**Data shown**:
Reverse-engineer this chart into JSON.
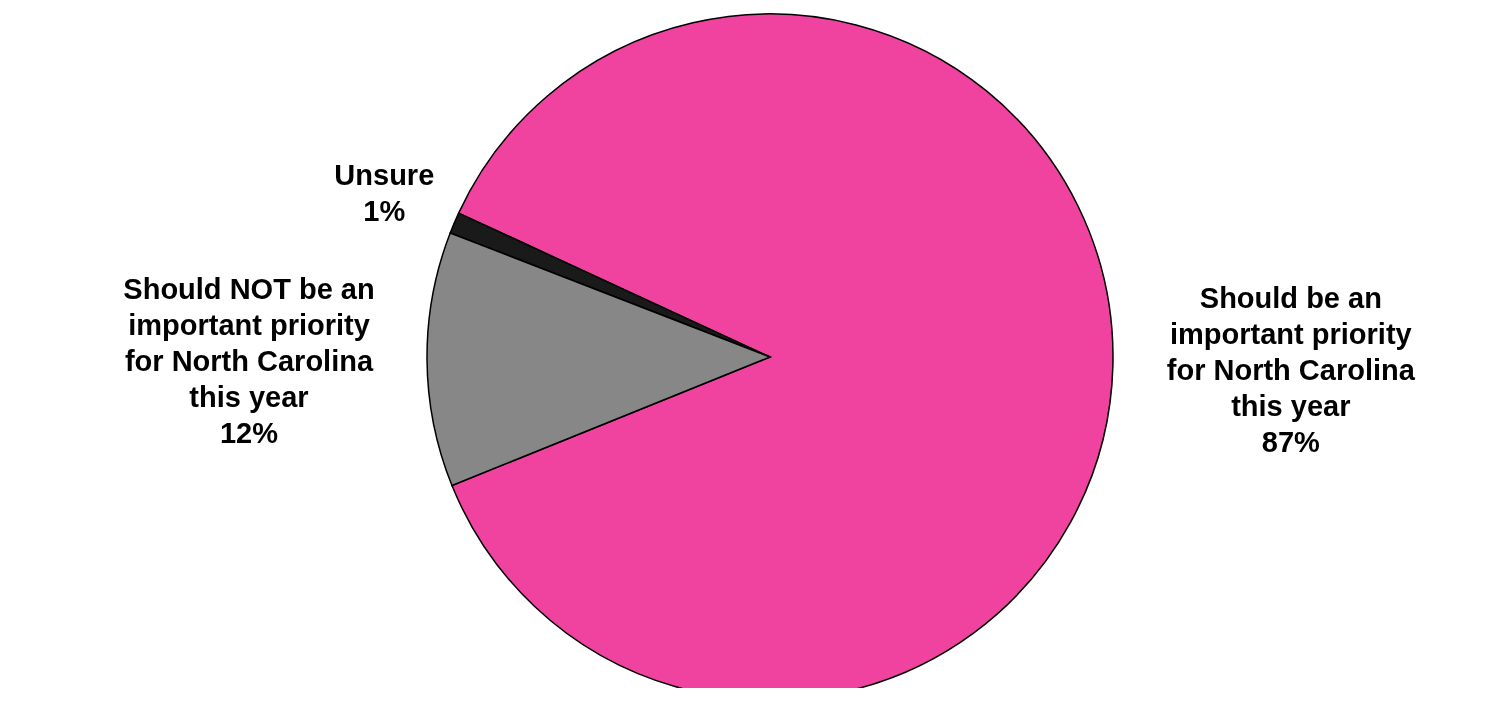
{
  "chart_data": {
    "type": "pie",
    "categories": [
      "Should be an important priority for North Carolina this year",
      "Unsure",
      "Should NOT be an important priority for North Carolina this year"
    ],
    "values": [
      87,
      1,
      12
    ],
    "colors": [
      "#f0439f",
      "#1a1a1a",
      "#878787"
    ],
    "value_labels": [
      "87%",
      "1%",
      "12%"
    ],
    "legend": false
  }
}
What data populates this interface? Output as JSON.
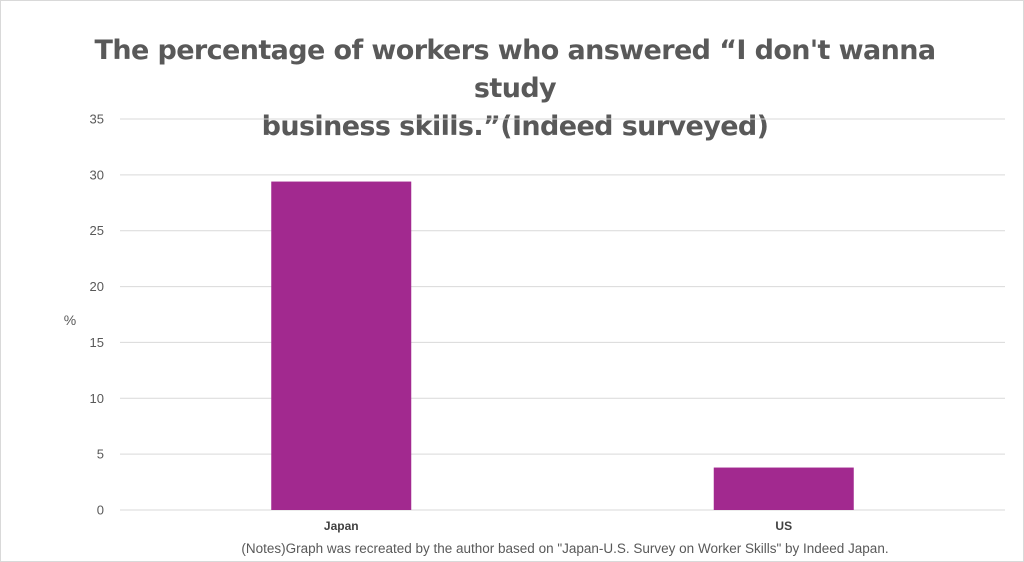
{
  "chart_data": {
    "type": "bar",
    "title_lines": [
      "The percentage of workers who answered “I don't  wanna study",
      "business skills.”(Indeed surveyed)"
    ],
    "categories": [
      "Japan",
      "US"
    ],
    "values": [
      29.4,
      3.8
    ],
    "ylabel": "%",
    "xlabel": "",
    "ylim": [
      0,
      35
    ],
    "yticks": [
      0,
      5,
      10,
      15,
      20,
      25,
      30,
      35
    ],
    "grid": true,
    "legend": "none",
    "bar_color": "#A2298F",
    "note": "(Notes)Graph was recreated by the author based on  \"Japan-U.S. Survey on Worker Skills\" by Indeed Japan."
  }
}
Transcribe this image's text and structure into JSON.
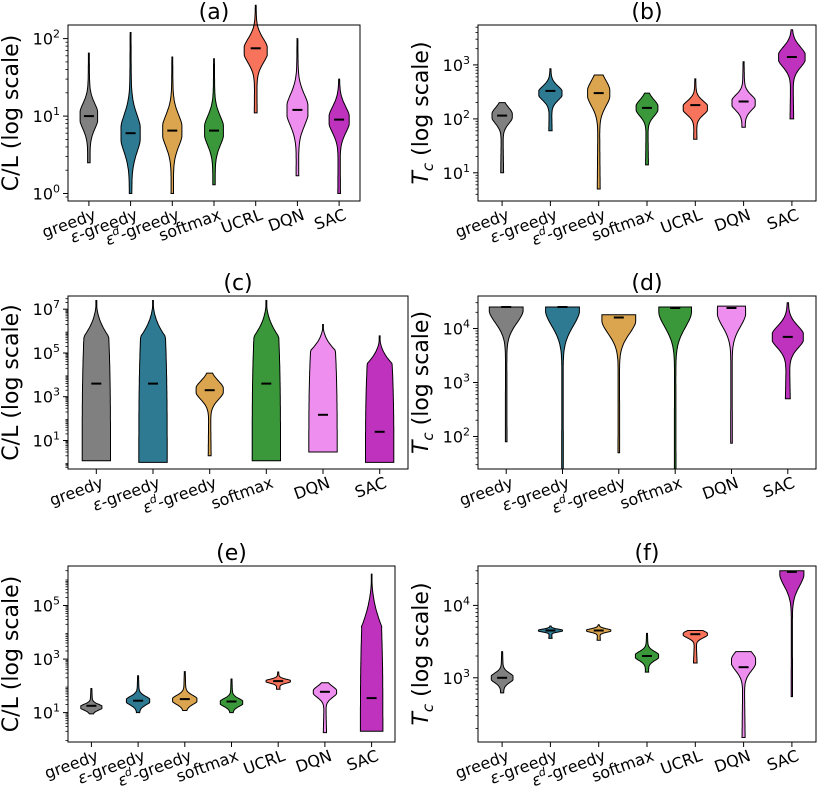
{
  "chart_data": [
    {
      "type": "violin",
      "panel": "a",
      "title": "(a)",
      "ylabel": "C/L (log scale)",
      "xlabel": "",
      "yscale": "log",
      "ylim": [
        0.8,
        150
      ],
      "yticks": [
        {
          "value": 1,
          "base": "10",
          "exp": "0"
        },
        {
          "value": 10,
          "base": "10",
          "exp": "1"
        },
        {
          "value": 100,
          "base": "10",
          "exp": "2"
        }
      ],
      "categories": [
        "greedy",
        "ε-greedy",
        "εd-greedy",
        "softmax",
        "UCRL",
        "DQN",
        "SAC"
      ],
      "category_labels": [
        {
          "main": "greedy"
        },
        {
          "main": "ε-greedy"
        },
        {
          "main": "ε",
          "sup": "d",
          "rest": "-greedy"
        },
        {
          "main": "softmax"
        },
        {
          "main": "UCRL"
        },
        {
          "main": "DQN"
        },
        {
          "main": "SAC"
        }
      ],
      "colors": [
        "#808080",
        "#2f7a93",
        "#dba550",
        "#3a973a",
        "#f7735c",
        "#ee8eee",
        "#be32be"
      ],
      "series": [
        {
          "name": "greedy",
          "min": 2.5,
          "max": 65,
          "median": 10,
          "mode": 10,
          "width": 0.42,
          "thin": 0.18
        },
        {
          "name": "ε-greedy",
          "min": 1.0,
          "max": 120,
          "median": 6,
          "mode": 6,
          "width": 0.46,
          "thin": 0.18
        },
        {
          "name": "εd-greedy",
          "min": 1.0,
          "max": 58,
          "median": 6.5,
          "mode": 6.5,
          "width": 0.46,
          "thin": 0.18
        },
        {
          "name": "softmax",
          "min": 1.3,
          "max": 55,
          "median": 6.5,
          "mode": 6.5,
          "width": 0.45,
          "thin": 0.18
        },
        {
          "name": "UCRL",
          "min": 11,
          "max": 270,
          "median": 75,
          "mode": 70,
          "width": 0.55,
          "thin": 0.22
        },
        {
          "name": "DQN",
          "min": 1.7,
          "max": 100,
          "median": 12,
          "mode": 12,
          "width": 0.5,
          "thin": 0.2
        },
        {
          "name": "SAC",
          "min": 1.0,
          "max": 30,
          "median": 9,
          "mode": 9,
          "width": 0.48,
          "thin": 0.2
        }
      ]
    },
    {
      "type": "violin",
      "panel": "b",
      "title": "(b)",
      "ylabel": "Tc (log scale)",
      "ylabel_main": "T",
      "ylabel_sub": "c",
      "ylabel_rest": " (log scale)",
      "xlabel": "",
      "yscale": "log",
      "ylim": [
        3,
        5500
      ],
      "yticks": [
        {
          "value": 10,
          "base": "10",
          "exp": "1"
        },
        {
          "value": 100,
          "base": "10",
          "exp": "2"
        },
        {
          "value": 1000,
          "base": "10",
          "exp": "3"
        }
      ],
      "categories": [
        "greedy",
        "ε-greedy",
        "εd-greedy",
        "softmax",
        "UCRL",
        "DQN",
        "SAC"
      ],
      "category_labels": [
        {
          "main": "greedy"
        },
        {
          "main": "ε-greedy"
        },
        {
          "main": "ε",
          "sup": "d",
          "rest": "-greedy"
        },
        {
          "main": "softmax"
        },
        {
          "main": "UCRL"
        },
        {
          "main": "DQN"
        },
        {
          "main": "SAC"
        }
      ],
      "colors": [
        "#808080",
        "#2f7a93",
        "#dba550",
        "#3a973a",
        "#f7735c",
        "#ee8eee",
        "#be32be"
      ],
      "series": [
        {
          "name": "greedy",
          "min": 10,
          "max": 200,
          "median": 115,
          "mode": 115,
          "width": 0.42,
          "thin": 0.18
        },
        {
          "name": "ε-greedy",
          "min": 60,
          "max": 850,
          "median": 330,
          "mode": 300,
          "width": 0.48,
          "thin": 0.22
        },
        {
          "name": "εd-greedy",
          "min": 5,
          "max": 650,
          "median": 300,
          "mode": 300,
          "width": 0.46,
          "thin": 0.18
        },
        {
          "name": "softmax",
          "min": 14,
          "max": 300,
          "median": 160,
          "mode": 160,
          "width": 0.45,
          "thin": 0.18
        },
        {
          "name": "UCRL",
          "min": 42,
          "max": 550,
          "median": 180,
          "mode": 160,
          "width": 0.5,
          "thin": 0.22
        },
        {
          "name": "DQN",
          "min": 70,
          "max": 1150,
          "median": 210,
          "mode": 200,
          "width": 0.48,
          "thin": 0.22
        },
        {
          "name": "SAC",
          "min": 100,
          "max": 4500,
          "median": 1400,
          "mode": 1400,
          "width": 0.55,
          "thin": 0.25
        }
      ]
    },
    {
      "type": "violin",
      "panel": "c",
      "title": "(c)",
      "ylabel": "C/L (log scale)",
      "xlabel": "",
      "yscale": "log",
      "ylim": [
        0.5,
        40000000.0
      ],
      "yticks": [
        {
          "value": 10,
          "base": "10",
          "exp": "1"
        },
        {
          "value": 1000,
          "base": "10",
          "exp": "3"
        },
        {
          "value": 100000,
          "base": "10",
          "exp": "5"
        },
        {
          "value": 10000000,
          "base": "10",
          "exp": "7"
        }
      ],
      "categories": [
        "greedy",
        "ε-greedy",
        "εd-greedy",
        "softmax",
        "DQN",
        "SAC"
      ],
      "category_labels": [
        {
          "main": "greedy"
        },
        {
          "main": "ε-greedy"
        },
        {
          "main": "ε",
          "sup": "d",
          "rest": "-greedy"
        },
        {
          "main": "softmax"
        },
        {
          "main": "DQN"
        },
        {
          "main": "SAC"
        }
      ],
      "colors": [
        "#808080",
        "#2f7a93",
        "#dba550",
        "#3a973a",
        "#ee8eee",
        "#be32be"
      ],
      "series": [
        {
          "name": "greedy",
          "min": 1.2,
          "max": 25000000.0,
          "median": 4000,
          "shape": "tapered",
          "widthLow": 0.5,
          "topKnee": 500000.0
        },
        {
          "name": "ε-greedy",
          "min": 1.0,
          "max": 25000000.0,
          "median": 4000,
          "shape": "tapered",
          "widthLow": 0.5,
          "topKnee": 500000.0
        },
        {
          "name": "εd-greedy",
          "min": 2.0,
          "max": 12000,
          "median": 2000,
          "mode": 2000,
          "width": 0.48,
          "thin": 0.14
        },
        {
          "name": "softmax",
          "min": 1.2,
          "max": 25000000.0,
          "median": 4000,
          "shape": "tapered",
          "widthLow": 0.5,
          "topKnee": 500000.0
        },
        {
          "name": "DQN",
          "min": 3.0,
          "max": 2000000.0,
          "median": 150,
          "shape": "tapered",
          "widthLow": 0.5,
          "topKnee": 120000.0
        },
        {
          "name": "SAC",
          "min": 1.0,
          "max": 600000.0,
          "median": 25,
          "shape": "tapered",
          "widthLow": 0.5,
          "topKnee": 30000.0
        }
      ]
    },
    {
      "type": "violin",
      "panel": "d",
      "title": "(d)",
      "ylabel": "Tc (log scale)",
      "ylabel_main": "T",
      "ylabel_sub": "c",
      "ylabel_rest": " (log scale)",
      "xlabel": "",
      "yscale": "log",
      "ylim": [
        25,
        40000
      ],
      "yticks": [
        {
          "value": 100,
          "base": "10",
          "exp": "2"
        },
        {
          "value": 1000,
          "base": "10",
          "exp": "3"
        },
        {
          "value": 10000,
          "base": "10",
          "exp": "4"
        }
      ],
      "categories": [
        "greedy",
        "ε-greedy",
        "εd-greedy",
        "softmax",
        "DQN",
        "SAC"
      ],
      "category_labels": [
        {
          "main": "greedy"
        },
        {
          "main": "ε-greedy"
        },
        {
          "main": "ε",
          "sup": "d",
          "rest": "-greedy"
        },
        {
          "main": "softmax"
        },
        {
          "main": "DQN"
        },
        {
          "main": "SAC"
        }
      ],
      "colors": [
        "#808080",
        "#2f7a93",
        "#dba550",
        "#3a973a",
        "#ee8eee",
        "#be32be"
      ],
      "series": [
        {
          "name": "greedy",
          "min": 80,
          "max": 25000,
          "median": 25000,
          "mode": 24000,
          "width": 0.6,
          "thin": 0.04
        },
        {
          "name": "ε-greedy",
          "min": 25,
          "max": 25000,
          "median": 25000,
          "mode": 24000,
          "width": 0.6,
          "thin": 0.04
        },
        {
          "name": "εd-greedy",
          "min": 50,
          "max": 18000,
          "median": 16000,
          "mode": 15500,
          "width": 0.6,
          "thin": 0.04
        },
        {
          "name": "softmax",
          "min": 25,
          "max": 25000,
          "median": 24000,
          "mode": 23000,
          "width": 0.58,
          "thin": 0.04
        },
        {
          "name": "DQN",
          "min": 75,
          "max": 26000,
          "median": 24000,
          "mode": 21000,
          "width": 0.5,
          "thin": 0.04
        },
        {
          "name": "SAC",
          "min": 500,
          "max": 30000,
          "median": 7000,
          "mode": 7000,
          "width": 0.55,
          "thin": 0.3
        }
      ]
    },
    {
      "type": "violin",
      "panel": "e",
      "title": "(e)",
      "ylabel": "C/L (log scale)",
      "xlabel": "",
      "yscale": "log",
      "ylim": [
        0.8,
        3000000.0
      ],
      "yticks": [
        {
          "value": 10,
          "base": "10",
          "exp": "1"
        },
        {
          "value": 1000,
          "base": "10",
          "exp": "3"
        },
        {
          "value": 100000,
          "base": "10",
          "exp": "5"
        }
      ],
      "categories": [
        "greedy",
        "ε-greedy",
        "εd-greedy",
        "softmax",
        "UCRL",
        "DQN",
        "SAC"
      ],
      "category_labels": [
        {
          "main": "greedy"
        },
        {
          "main": "ε-greedy"
        },
        {
          "main": "ε",
          "sup": "d",
          "rest": "-greedy"
        },
        {
          "main": "softmax"
        },
        {
          "main": "UCRL"
        },
        {
          "main": "DQN"
        },
        {
          "main": "SAC"
        }
      ],
      "colors": [
        "#808080",
        "#2f7a93",
        "#dba550",
        "#3a973a",
        "#f7735c",
        "#ee8eee",
        "#be32be"
      ],
      "series": [
        {
          "name": "greedy",
          "min": 9,
          "max": 80,
          "median": 18,
          "mode": 16,
          "width": 0.45,
          "thin": 0.2
        },
        {
          "name": "ε-greedy",
          "min": 10,
          "max": 240,
          "median": 28,
          "mode": 28,
          "width": 0.5,
          "thin": 0.2
        },
        {
          "name": "εd-greedy",
          "min": 12,
          "max": 340,
          "median": 32,
          "mode": 30,
          "width": 0.52,
          "thin": 0.2
        },
        {
          "name": "softmax",
          "min": 10,
          "max": 180,
          "median": 26,
          "mode": 24,
          "width": 0.48,
          "thin": 0.2
        },
        {
          "name": "UCRL",
          "min": 75,
          "max": 330,
          "median": 150,
          "mode": 150,
          "width": 0.52,
          "thin": 0.25
        },
        {
          "name": "DQN",
          "min": 1.8,
          "max": 130,
          "median": 60,
          "mode": 60,
          "width": 0.5,
          "thin": 0.22
        },
        {
          "name": "SAC",
          "min": 2.0,
          "max": 1500000.0,
          "median": 35,
          "shape": "tapered",
          "widthLow": 0.48,
          "topKnee": 15000.0
        }
      ]
    },
    {
      "type": "violin",
      "panel": "f",
      "title": "(f)",
      "ylabel": "Tc (log scale)",
      "ylabel_main": "T",
      "ylabel_sub": "c",
      "ylabel_rest": " (log scale)",
      "xlabel": "",
      "yscale": "log",
      "ylim": [
        130,
        35000
      ],
      "yticks": [
        {
          "value": 1000,
          "base": "10",
          "exp": "3"
        },
        {
          "value": 10000,
          "base": "10",
          "exp": "4"
        }
      ],
      "categories": [
        "greedy",
        "ε-greedy",
        "εd-greedy",
        "softmax",
        "UCRL",
        "DQN",
        "SAC"
      ],
      "category_labels": [
        {
          "main": "greedy"
        },
        {
          "main": "ε-greedy"
        },
        {
          "main": "ε",
          "sup": "d",
          "rest": "-greedy"
        },
        {
          "main": "softmax"
        },
        {
          "main": "UCRL"
        },
        {
          "main": "DQN"
        },
        {
          "main": "SAC"
        }
      ],
      "colors": [
        "#808080",
        "#2f7a93",
        "#dba550",
        "#3a973a",
        "#f7735c",
        "#ee8eee",
        "#be32be"
      ],
      "series": [
        {
          "name": "greedy",
          "min": 620,
          "max": 2300,
          "median": 1000,
          "mode": 1000,
          "width": 0.45,
          "thin": 0.2
        },
        {
          "name": "ε-greedy",
          "min": 3500,
          "max": 5200,
          "median": 4500,
          "mode": 4500,
          "width": 0.5,
          "thin": 0.22
        },
        {
          "name": "εd-greedy",
          "min": 3300,
          "max": 5400,
          "median": 4500,
          "mode": 4500,
          "width": 0.5,
          "thin": 0.22
        },
        {
          "name": "softmax",
          "min": 1200,
          "max": 4100,
          "median": 2000,
          "mode": 2000,
          "width": 0.48,
          "thin": 0.22
        },
        {
          "name": "UCRL",
          "min": 1600,
          "max": 4500,
          "median": 4000,
          "mode": 4000,
          "width": 0.5,
          "thin": 0.25
        },
        {
          "name": "DQN",
          "min": 150,
          "max": 2300,
          "median": 1400,
          "mode": 1700,
          "width": 0.5,
          "thin": 0.2
        },
        {
          "name": "SAC",
          "min": 550,
          "max": 30000,
          "median": 29000,
          "mode": 29000,
          "width": 0.5,
          "thin": 0.03
        }
      ]
    }
  ]
}
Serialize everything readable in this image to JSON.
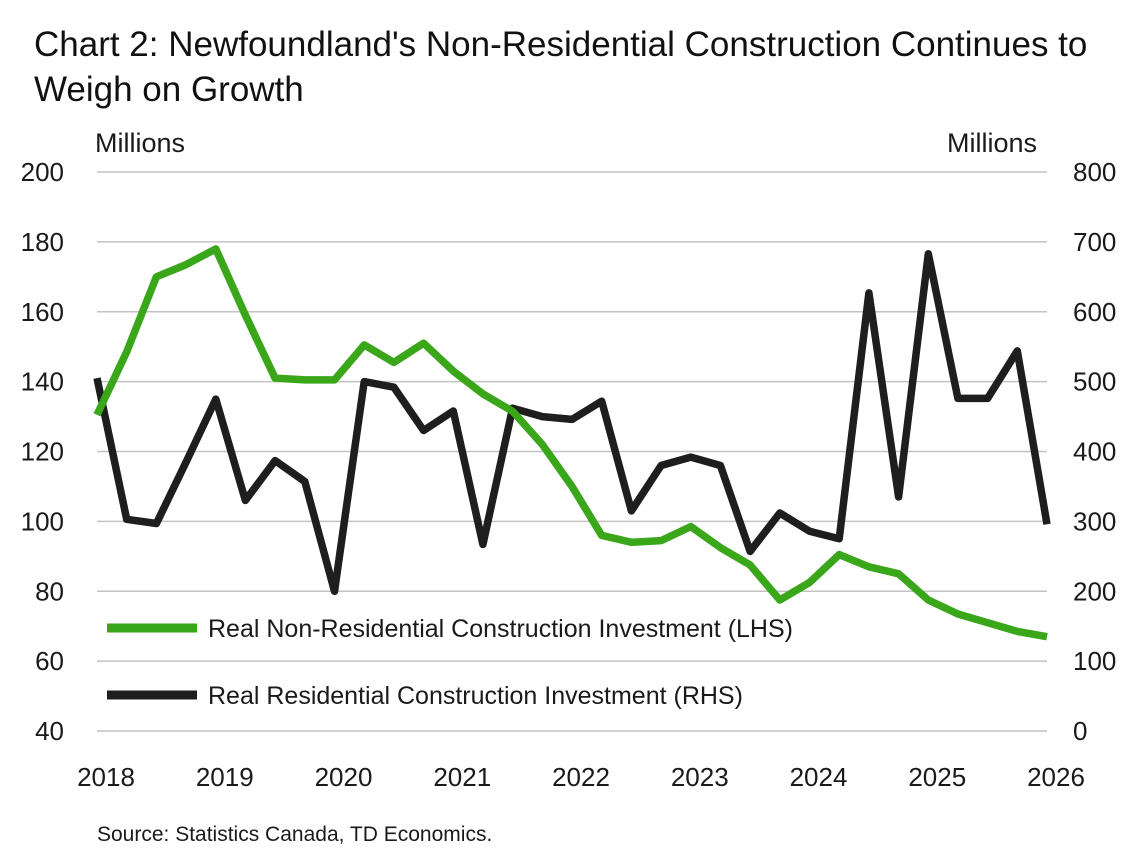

**Brief**: Copy each line of the listing that includes "priority".

**Right answer**:
      "Should be an important priority for North Carolina this year",
      "Should NOT be an important priority for North Carolina this year"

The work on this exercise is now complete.